Dataset rows about figures
----------------------------------------
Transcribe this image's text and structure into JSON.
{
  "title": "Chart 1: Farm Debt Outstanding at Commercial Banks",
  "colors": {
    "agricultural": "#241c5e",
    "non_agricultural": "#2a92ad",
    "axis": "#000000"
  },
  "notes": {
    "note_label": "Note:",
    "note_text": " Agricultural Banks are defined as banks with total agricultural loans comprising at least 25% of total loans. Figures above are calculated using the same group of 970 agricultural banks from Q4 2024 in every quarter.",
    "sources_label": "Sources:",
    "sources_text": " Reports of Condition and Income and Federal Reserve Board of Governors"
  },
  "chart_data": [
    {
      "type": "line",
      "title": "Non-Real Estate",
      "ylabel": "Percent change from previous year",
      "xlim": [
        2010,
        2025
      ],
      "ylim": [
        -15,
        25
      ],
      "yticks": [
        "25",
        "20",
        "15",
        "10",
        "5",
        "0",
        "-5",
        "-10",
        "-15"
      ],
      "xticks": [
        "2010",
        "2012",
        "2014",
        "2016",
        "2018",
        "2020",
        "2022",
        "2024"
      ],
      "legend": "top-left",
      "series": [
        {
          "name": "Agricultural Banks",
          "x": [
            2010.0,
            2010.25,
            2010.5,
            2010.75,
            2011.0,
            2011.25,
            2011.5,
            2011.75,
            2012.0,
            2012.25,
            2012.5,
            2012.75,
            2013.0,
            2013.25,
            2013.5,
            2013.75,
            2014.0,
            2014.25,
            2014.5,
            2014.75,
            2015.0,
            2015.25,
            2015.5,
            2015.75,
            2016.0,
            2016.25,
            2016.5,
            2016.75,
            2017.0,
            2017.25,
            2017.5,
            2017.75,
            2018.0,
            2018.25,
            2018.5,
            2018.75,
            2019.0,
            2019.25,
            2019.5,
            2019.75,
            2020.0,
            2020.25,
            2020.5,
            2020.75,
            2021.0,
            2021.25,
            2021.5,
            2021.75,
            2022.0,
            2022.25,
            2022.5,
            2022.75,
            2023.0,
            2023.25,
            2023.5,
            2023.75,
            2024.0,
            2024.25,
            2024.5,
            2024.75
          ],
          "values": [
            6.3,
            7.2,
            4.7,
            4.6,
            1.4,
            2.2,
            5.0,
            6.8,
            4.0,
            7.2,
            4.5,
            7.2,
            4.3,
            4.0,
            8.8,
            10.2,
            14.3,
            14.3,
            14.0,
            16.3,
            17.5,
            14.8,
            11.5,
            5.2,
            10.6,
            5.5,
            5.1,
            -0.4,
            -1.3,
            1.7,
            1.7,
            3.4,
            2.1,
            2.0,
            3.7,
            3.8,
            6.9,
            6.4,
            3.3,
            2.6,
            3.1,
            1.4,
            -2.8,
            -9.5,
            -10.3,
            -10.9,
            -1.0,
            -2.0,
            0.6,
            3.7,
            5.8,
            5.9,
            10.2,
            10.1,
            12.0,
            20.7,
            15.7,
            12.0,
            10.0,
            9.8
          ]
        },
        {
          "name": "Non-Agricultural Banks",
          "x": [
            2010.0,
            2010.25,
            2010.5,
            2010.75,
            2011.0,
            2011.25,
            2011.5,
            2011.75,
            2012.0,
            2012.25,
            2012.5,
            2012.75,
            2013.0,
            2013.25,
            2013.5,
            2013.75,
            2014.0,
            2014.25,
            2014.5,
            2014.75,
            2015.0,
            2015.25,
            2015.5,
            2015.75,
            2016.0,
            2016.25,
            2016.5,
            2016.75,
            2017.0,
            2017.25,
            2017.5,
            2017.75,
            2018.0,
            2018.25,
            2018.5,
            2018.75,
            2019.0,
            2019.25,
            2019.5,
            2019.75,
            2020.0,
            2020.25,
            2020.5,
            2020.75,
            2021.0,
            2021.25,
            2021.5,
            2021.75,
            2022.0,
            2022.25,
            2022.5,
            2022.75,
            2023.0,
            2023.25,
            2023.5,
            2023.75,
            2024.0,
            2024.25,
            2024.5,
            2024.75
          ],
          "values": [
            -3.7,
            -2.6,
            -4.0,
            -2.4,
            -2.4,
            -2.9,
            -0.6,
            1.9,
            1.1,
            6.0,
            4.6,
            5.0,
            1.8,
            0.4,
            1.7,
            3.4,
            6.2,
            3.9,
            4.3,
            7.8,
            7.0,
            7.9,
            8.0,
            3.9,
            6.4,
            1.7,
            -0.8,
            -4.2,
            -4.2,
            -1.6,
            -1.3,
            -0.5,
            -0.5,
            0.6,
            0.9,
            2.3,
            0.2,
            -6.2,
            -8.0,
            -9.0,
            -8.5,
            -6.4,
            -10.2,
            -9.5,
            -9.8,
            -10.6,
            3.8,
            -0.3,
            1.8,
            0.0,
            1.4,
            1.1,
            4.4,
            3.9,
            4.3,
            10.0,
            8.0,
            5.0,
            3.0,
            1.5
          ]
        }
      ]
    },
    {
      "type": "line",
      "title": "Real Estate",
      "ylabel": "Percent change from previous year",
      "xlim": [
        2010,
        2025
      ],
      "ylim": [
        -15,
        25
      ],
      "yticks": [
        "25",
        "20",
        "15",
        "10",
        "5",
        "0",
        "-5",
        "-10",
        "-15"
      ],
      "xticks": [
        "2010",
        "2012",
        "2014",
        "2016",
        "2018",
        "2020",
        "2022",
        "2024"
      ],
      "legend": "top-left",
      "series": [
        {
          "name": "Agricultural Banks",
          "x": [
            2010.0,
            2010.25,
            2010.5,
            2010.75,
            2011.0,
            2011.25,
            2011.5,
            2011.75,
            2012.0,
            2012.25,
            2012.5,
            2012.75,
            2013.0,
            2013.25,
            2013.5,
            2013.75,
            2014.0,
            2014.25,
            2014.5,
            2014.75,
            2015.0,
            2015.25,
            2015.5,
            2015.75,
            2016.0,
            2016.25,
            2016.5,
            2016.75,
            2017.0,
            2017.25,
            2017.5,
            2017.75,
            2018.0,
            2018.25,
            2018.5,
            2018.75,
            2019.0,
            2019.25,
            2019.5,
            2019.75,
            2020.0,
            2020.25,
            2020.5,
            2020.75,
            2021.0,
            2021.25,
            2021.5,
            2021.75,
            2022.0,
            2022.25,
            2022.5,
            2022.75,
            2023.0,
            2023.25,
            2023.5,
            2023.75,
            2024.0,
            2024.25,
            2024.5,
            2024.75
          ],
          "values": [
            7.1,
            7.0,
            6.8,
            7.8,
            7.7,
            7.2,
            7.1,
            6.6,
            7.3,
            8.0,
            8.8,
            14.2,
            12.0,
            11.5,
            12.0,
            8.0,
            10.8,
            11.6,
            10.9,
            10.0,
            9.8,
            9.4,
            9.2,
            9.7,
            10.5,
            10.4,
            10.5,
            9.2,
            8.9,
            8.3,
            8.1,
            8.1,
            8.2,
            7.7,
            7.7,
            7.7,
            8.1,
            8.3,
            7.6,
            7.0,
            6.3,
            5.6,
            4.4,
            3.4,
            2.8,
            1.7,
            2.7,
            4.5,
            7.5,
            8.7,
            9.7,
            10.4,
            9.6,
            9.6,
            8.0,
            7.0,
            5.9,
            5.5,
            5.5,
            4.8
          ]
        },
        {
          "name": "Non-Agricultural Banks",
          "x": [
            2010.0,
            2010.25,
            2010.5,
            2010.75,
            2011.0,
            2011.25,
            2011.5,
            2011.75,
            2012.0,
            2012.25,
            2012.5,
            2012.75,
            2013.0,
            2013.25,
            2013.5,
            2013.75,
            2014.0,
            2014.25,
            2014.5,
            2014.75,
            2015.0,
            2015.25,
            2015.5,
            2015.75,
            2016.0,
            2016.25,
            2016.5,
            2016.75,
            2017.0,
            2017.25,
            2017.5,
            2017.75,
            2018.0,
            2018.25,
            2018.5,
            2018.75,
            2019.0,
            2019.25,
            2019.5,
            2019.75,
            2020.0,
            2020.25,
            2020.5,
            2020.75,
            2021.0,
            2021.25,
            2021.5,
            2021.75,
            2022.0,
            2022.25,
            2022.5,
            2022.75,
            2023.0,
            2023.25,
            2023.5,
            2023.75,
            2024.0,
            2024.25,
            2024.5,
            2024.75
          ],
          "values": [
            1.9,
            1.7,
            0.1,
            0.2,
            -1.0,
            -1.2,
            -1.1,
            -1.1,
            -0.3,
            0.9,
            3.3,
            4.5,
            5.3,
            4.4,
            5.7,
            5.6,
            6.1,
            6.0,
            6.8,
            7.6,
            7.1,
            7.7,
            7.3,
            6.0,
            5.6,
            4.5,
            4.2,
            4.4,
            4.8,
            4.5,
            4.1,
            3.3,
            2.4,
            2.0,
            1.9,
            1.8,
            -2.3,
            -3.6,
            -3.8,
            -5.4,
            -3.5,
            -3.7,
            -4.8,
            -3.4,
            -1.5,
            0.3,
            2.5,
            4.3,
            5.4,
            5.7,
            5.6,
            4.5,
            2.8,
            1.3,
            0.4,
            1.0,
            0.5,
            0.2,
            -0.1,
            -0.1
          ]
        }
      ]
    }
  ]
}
----------------------------------------
### Exercise task
Return the number of lines that include the word "Estate", and nothing else.

### Expected answer
2